Exercise prompt:
Each line below should be reproduced without any alteration.

++++++++

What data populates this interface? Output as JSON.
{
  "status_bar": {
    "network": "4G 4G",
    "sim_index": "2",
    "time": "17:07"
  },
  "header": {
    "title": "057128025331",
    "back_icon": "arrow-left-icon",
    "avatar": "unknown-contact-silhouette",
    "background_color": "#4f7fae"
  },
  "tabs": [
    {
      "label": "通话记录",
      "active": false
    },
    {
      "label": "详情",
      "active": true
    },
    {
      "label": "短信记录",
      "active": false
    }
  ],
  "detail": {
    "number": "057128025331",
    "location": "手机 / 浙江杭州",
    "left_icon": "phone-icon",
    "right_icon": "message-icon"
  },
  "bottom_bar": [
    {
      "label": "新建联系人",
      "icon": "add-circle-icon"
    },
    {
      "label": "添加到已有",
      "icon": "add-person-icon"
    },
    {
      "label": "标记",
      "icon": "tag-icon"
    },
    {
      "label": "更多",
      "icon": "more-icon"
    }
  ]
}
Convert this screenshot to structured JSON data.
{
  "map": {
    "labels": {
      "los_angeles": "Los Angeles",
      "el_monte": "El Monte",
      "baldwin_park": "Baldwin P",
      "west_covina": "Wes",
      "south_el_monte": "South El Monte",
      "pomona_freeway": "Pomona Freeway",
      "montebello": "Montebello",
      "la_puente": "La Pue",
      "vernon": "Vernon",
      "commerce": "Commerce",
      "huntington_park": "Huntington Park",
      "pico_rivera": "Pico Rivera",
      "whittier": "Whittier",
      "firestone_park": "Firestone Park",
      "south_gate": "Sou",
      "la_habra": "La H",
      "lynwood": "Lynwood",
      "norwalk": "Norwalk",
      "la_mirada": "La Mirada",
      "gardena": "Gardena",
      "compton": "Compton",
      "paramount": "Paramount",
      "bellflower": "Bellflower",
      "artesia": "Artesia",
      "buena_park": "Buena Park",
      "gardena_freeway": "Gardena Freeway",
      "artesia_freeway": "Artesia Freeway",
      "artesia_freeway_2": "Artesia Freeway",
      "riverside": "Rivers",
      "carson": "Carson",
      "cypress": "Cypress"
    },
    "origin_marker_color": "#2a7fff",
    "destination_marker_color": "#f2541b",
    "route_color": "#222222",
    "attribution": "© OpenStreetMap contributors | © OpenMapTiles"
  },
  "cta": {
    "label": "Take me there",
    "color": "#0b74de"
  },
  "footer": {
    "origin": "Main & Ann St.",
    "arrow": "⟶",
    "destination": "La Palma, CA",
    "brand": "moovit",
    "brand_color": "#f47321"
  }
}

++++++++

Finished task:
What data populates this interface? Output as JSON.
{
  "status_bar": {
    "network": "4G 4G",
    "sim_index": "2",
    "time": "17:07"
  },
  "header": {
    "title": "057128025331",
    "back_icon": "arrow-left-icon",
    "avatar": "unknown-contact-silhouette",
    "background_color": "#4f7fae"
  },
  "tabs": [
    {
      "label": "通话记录",
      "active": false
    },
    {
      "label": "详情",
      "active": true
    },
    {
      "label": "短信记录",
      "active": false
    }
  ],
  "detail": {
    "number": "057128025331",
    "location": "手机 / 浙江杭州",
    "left_icon": "phone-icon",
    "right_icon": "message-icon"
  },
  "bottom_bar": [
    {
      "label": "新建联系人",
      "icon": "add-circle-icon"
    },
    {
      "label": "添加到已有",
      "icon": "add-person-icon"
    },
    {
      "label": "标记",
      "icon": "tag-icon"
    },
    {
      "label": "更多",
      "icon": "more-icon"
    }
  ]
}
Convert this screenshot to structured JSON data.
{
  "map": {
    "labels": {
      "los_angeles": "Los Angeles",
      "el_monte": "El Monte",
      "baldwin_park": "Baldwin P",
      "west_covina": "Wes",
      "south_el_monte": "South El Monte",
      "pomona_freeway": "Pomona Freeway",
      "montebello": "Montebello",
      "la_puente": "La Pue",
      "vernon": "Vernon",
      "commerce": "Commerce",
      "huntington_park": "Huntington Park",
      "pico_rivera": "Pico Rivera",
      "whittier": "Whittier",
      "firestone_park": "Firestone Park",
      "south_gate": "Sou",
      "la_habra": "La H",
      "lynwood": "Lynwood",
      "norwalk": "Norwalk",
      "la_mirada": "La Mirada",
      "gardena": "Gardena",
      "compton": "Compton",
      "paramount": "Paramount",
      "bellflower": "Bellflower",
      "artesia": "Artesia",
      "buena_park": "Buena Park",
      "gardena_freeway": "Gardena Freeway",
      "artesia_freeway": "Artesia Freeway",
      "artesia_freeway_2": "Artesia Freeway",
      "riverside": "Rivers",
      "carson": "Carson",
      "cypress": "Cypress"
    },
    "origin_marker_color": "#2a7fff",
    "destination_marker_color": "#f2541b",
    "route_color": "#222222",
    "attribution": "© OpenStreetMap contributors | © OpenMapTiles"
  },
  "cta": {
    "label": "Take me there",
    "color": "#0b74de"
  },
  "footer": {
    "origin": "Main & Ann St.",
    "arrow": "⟶",
    "destination": "La Palma, CA",
    "brand": "moovit",
    "brand_color": "#f47321"
  }
}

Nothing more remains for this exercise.